Collected data entries:
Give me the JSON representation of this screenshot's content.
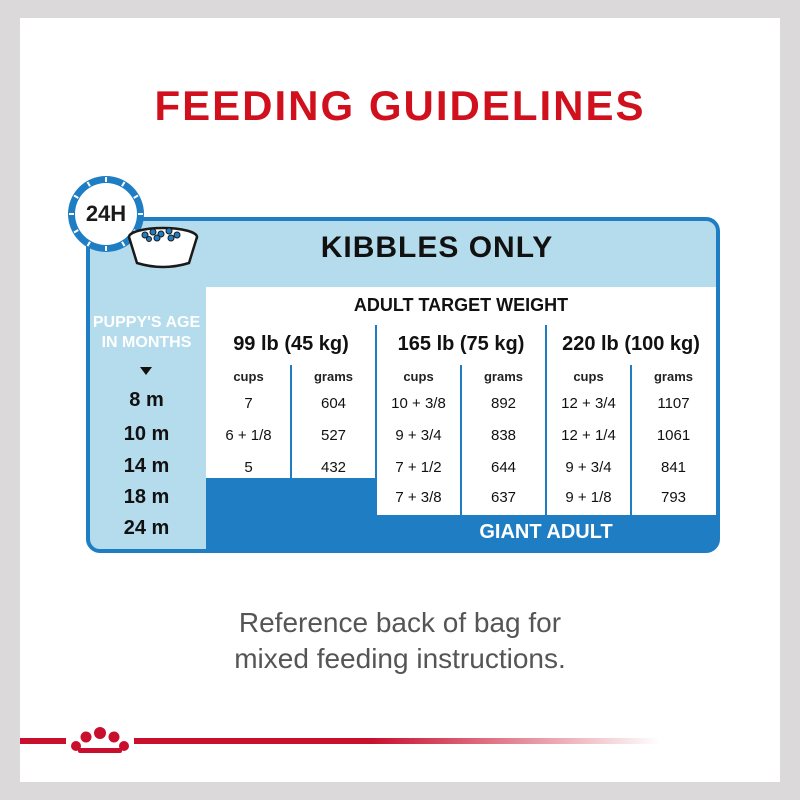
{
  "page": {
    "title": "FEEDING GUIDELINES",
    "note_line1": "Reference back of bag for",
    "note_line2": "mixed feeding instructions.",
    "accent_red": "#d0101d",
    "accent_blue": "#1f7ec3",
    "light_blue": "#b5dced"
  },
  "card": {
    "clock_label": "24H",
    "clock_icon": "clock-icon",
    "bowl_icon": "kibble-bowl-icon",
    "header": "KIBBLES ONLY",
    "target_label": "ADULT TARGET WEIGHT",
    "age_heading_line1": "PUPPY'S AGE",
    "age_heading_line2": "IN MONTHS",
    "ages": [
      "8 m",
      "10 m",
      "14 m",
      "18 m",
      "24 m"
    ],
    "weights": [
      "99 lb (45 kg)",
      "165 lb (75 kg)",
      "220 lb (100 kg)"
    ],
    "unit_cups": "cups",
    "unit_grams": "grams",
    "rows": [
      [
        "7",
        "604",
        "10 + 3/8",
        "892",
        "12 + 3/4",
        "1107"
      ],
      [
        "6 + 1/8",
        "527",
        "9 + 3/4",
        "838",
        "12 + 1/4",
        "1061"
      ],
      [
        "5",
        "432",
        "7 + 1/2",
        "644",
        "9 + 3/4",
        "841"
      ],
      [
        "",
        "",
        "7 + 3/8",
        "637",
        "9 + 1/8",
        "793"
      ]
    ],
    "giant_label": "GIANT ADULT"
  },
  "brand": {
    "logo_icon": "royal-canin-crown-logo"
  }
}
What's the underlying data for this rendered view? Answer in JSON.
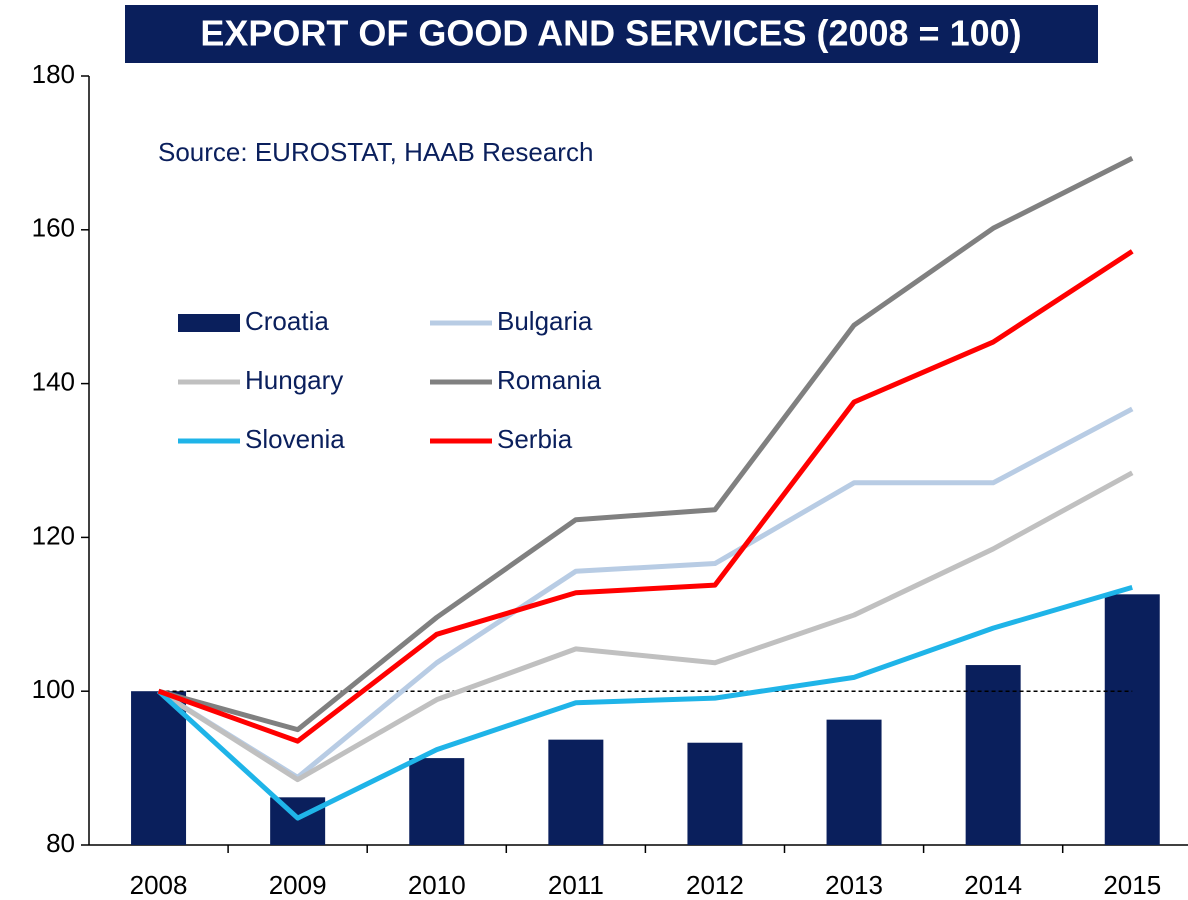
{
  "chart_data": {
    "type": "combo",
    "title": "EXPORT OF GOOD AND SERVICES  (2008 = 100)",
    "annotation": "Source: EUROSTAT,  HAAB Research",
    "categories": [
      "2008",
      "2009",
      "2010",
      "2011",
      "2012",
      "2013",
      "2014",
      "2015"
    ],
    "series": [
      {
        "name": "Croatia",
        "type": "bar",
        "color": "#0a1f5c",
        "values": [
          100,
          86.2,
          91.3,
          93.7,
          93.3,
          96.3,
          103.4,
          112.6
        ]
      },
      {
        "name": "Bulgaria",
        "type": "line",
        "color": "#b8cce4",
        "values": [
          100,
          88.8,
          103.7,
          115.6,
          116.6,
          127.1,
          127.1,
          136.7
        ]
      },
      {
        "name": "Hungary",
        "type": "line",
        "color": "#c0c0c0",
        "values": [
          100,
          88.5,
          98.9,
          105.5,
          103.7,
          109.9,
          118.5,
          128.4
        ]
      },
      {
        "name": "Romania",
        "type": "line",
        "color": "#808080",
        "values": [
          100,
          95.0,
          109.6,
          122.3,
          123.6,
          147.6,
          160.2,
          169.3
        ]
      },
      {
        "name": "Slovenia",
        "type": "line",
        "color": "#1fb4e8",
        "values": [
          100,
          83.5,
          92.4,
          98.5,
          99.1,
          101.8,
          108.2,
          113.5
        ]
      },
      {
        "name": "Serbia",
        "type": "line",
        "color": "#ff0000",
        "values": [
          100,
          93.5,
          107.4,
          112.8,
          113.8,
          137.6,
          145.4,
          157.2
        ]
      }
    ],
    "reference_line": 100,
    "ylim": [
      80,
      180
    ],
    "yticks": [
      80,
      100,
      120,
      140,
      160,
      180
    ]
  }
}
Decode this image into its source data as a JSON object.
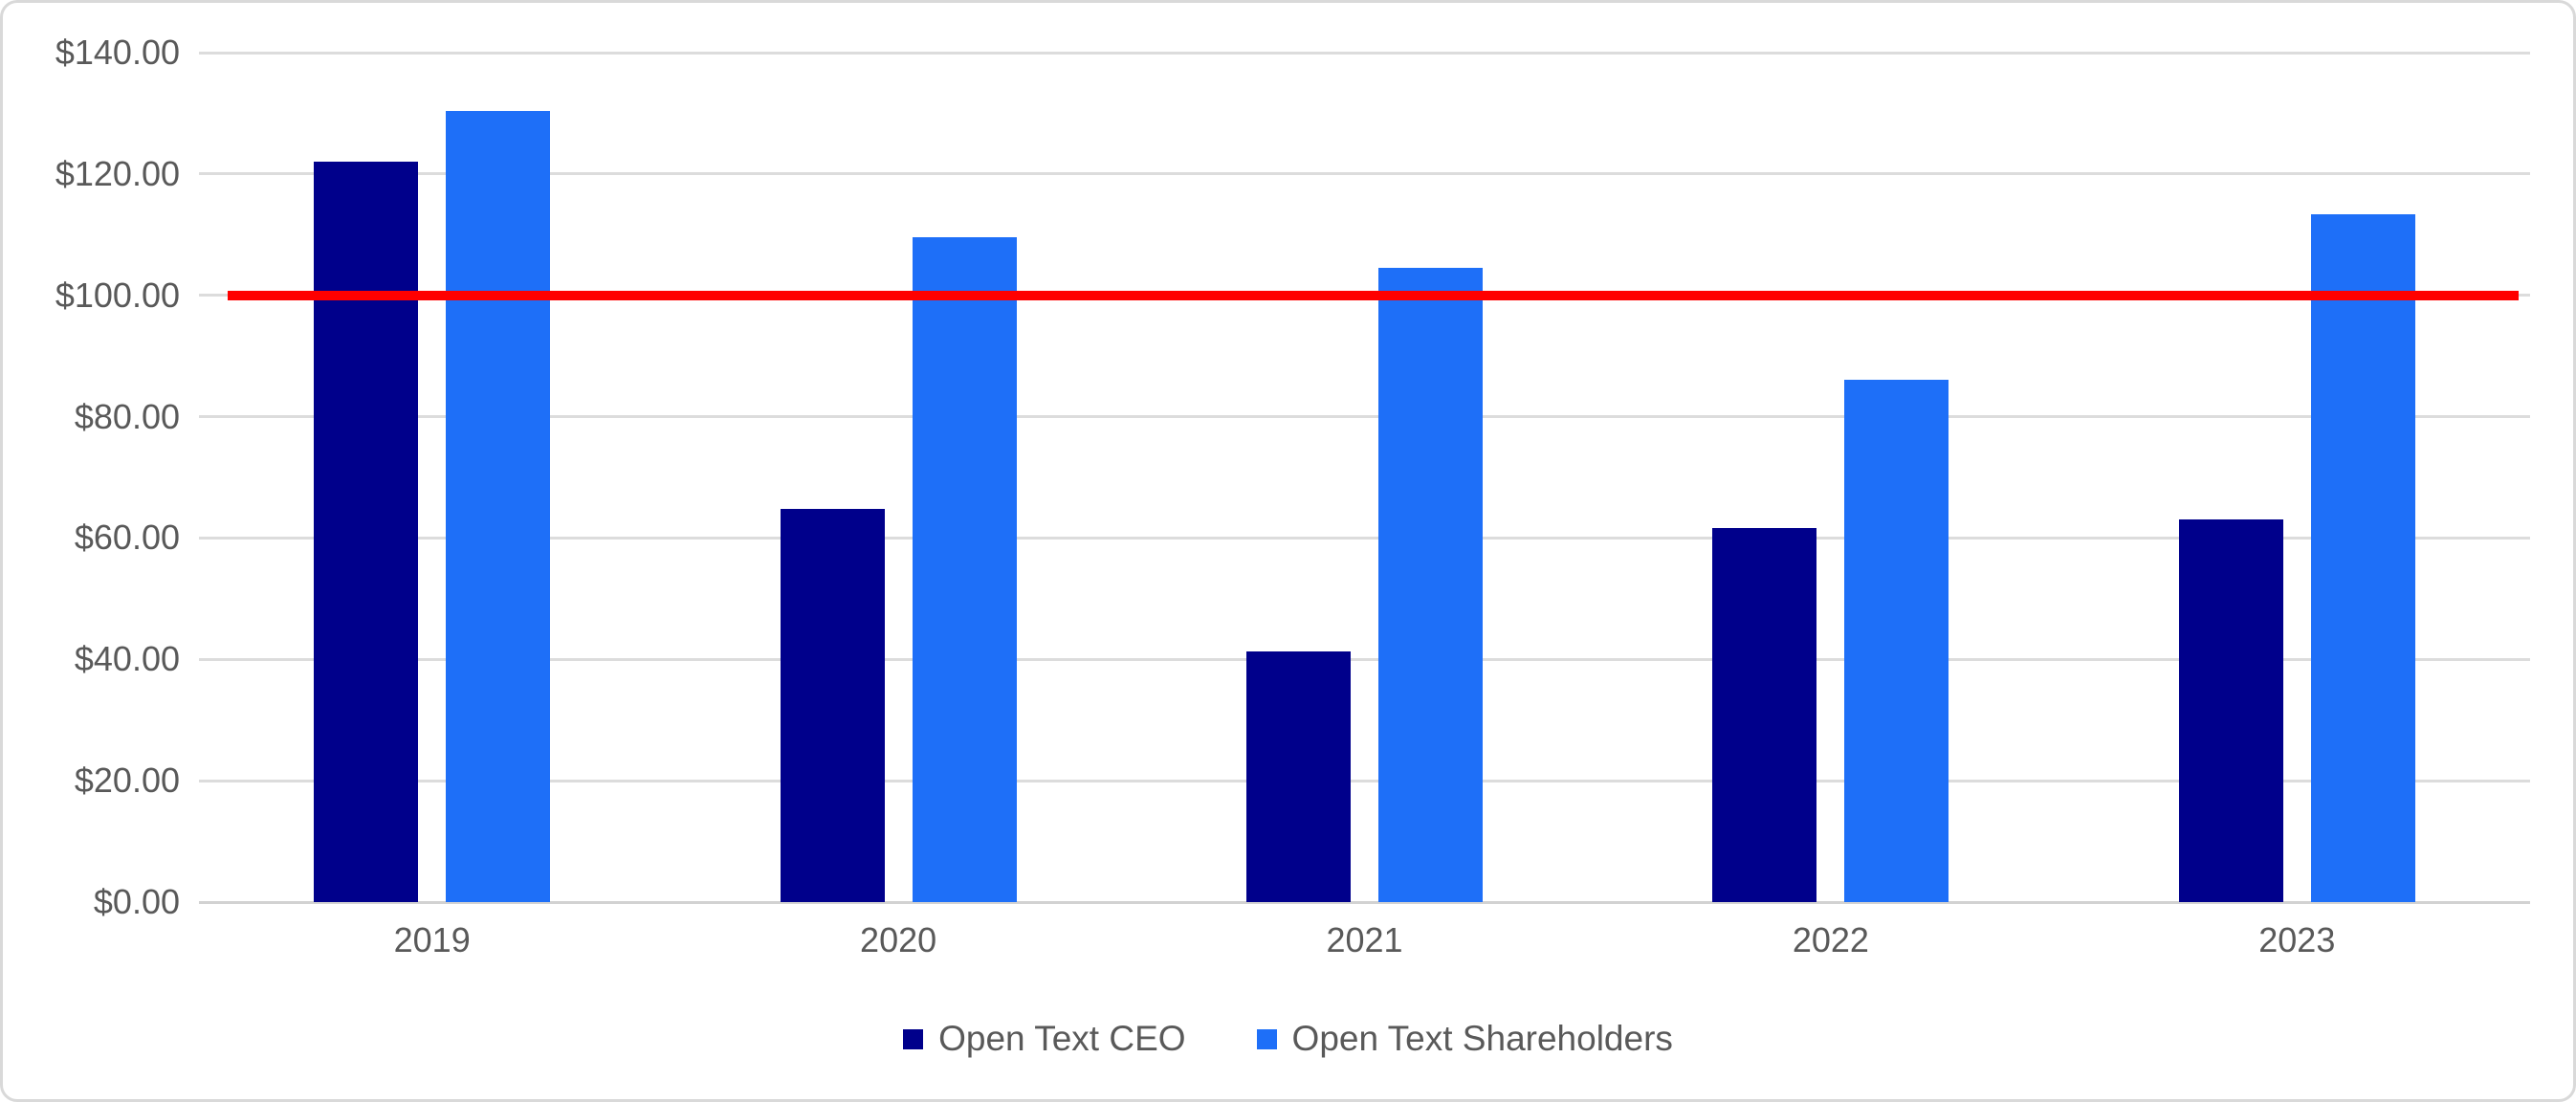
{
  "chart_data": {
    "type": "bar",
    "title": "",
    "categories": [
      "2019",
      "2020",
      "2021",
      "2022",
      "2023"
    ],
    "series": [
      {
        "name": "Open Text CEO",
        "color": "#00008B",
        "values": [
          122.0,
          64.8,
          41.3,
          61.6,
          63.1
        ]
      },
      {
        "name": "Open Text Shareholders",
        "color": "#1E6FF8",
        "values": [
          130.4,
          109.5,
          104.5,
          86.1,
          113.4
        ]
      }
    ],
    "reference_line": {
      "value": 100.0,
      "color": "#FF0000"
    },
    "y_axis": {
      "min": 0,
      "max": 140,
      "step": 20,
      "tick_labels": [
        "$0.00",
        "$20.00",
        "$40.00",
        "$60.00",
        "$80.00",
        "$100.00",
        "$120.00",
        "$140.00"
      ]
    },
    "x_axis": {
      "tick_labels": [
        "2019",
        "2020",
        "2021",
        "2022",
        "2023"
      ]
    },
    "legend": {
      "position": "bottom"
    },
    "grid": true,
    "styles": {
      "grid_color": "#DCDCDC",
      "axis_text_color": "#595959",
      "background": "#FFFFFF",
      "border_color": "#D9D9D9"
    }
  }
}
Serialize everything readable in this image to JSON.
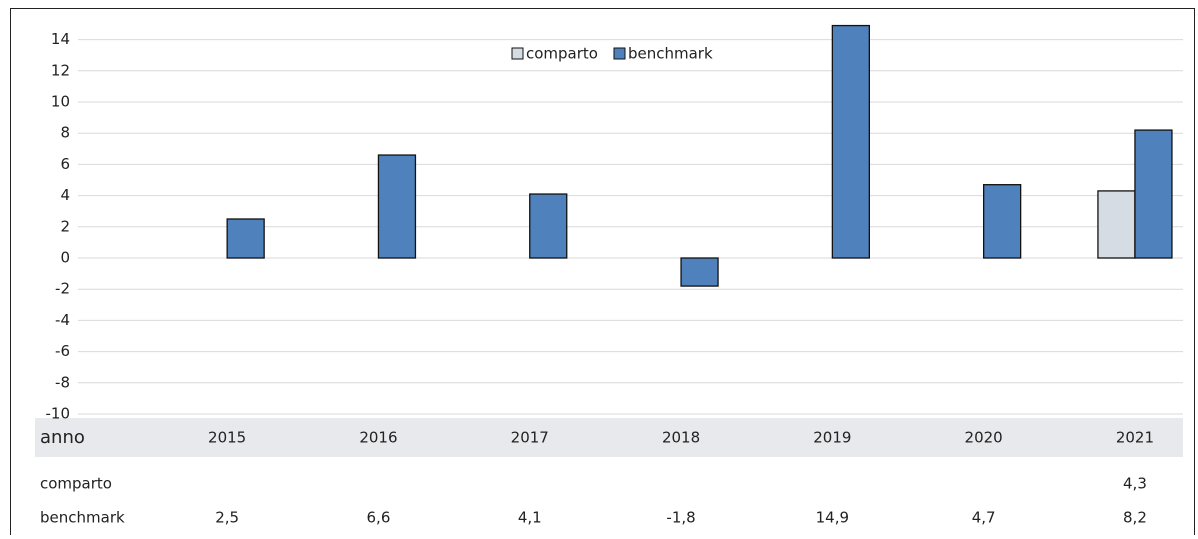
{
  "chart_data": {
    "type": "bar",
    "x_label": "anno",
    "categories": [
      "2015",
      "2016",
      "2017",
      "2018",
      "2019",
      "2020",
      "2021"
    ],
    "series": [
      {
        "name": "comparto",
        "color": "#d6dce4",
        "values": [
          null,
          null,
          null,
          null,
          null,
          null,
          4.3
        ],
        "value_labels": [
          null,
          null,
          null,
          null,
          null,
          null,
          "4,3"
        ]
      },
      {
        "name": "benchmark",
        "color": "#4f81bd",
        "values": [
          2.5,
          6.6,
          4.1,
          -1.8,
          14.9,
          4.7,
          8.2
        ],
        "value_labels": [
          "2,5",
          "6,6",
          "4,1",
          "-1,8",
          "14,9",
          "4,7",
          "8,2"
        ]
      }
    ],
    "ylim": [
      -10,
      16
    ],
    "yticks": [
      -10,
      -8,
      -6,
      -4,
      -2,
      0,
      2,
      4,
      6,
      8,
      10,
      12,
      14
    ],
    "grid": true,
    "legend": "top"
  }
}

## Requirements
From the entries, report each line that includes the word "name".

## Expected answer
        "name": "Croatia",
        "name": "Bulgaria",
        "name": "Hungary",
        "name": "Romania",
        "name": "Slovenia",
        "name": "Serbia",
        "name": "Open Text CEO",
        "name": "Open Text Shareholders",
        "name": "comparto",
        "name": "benchmark",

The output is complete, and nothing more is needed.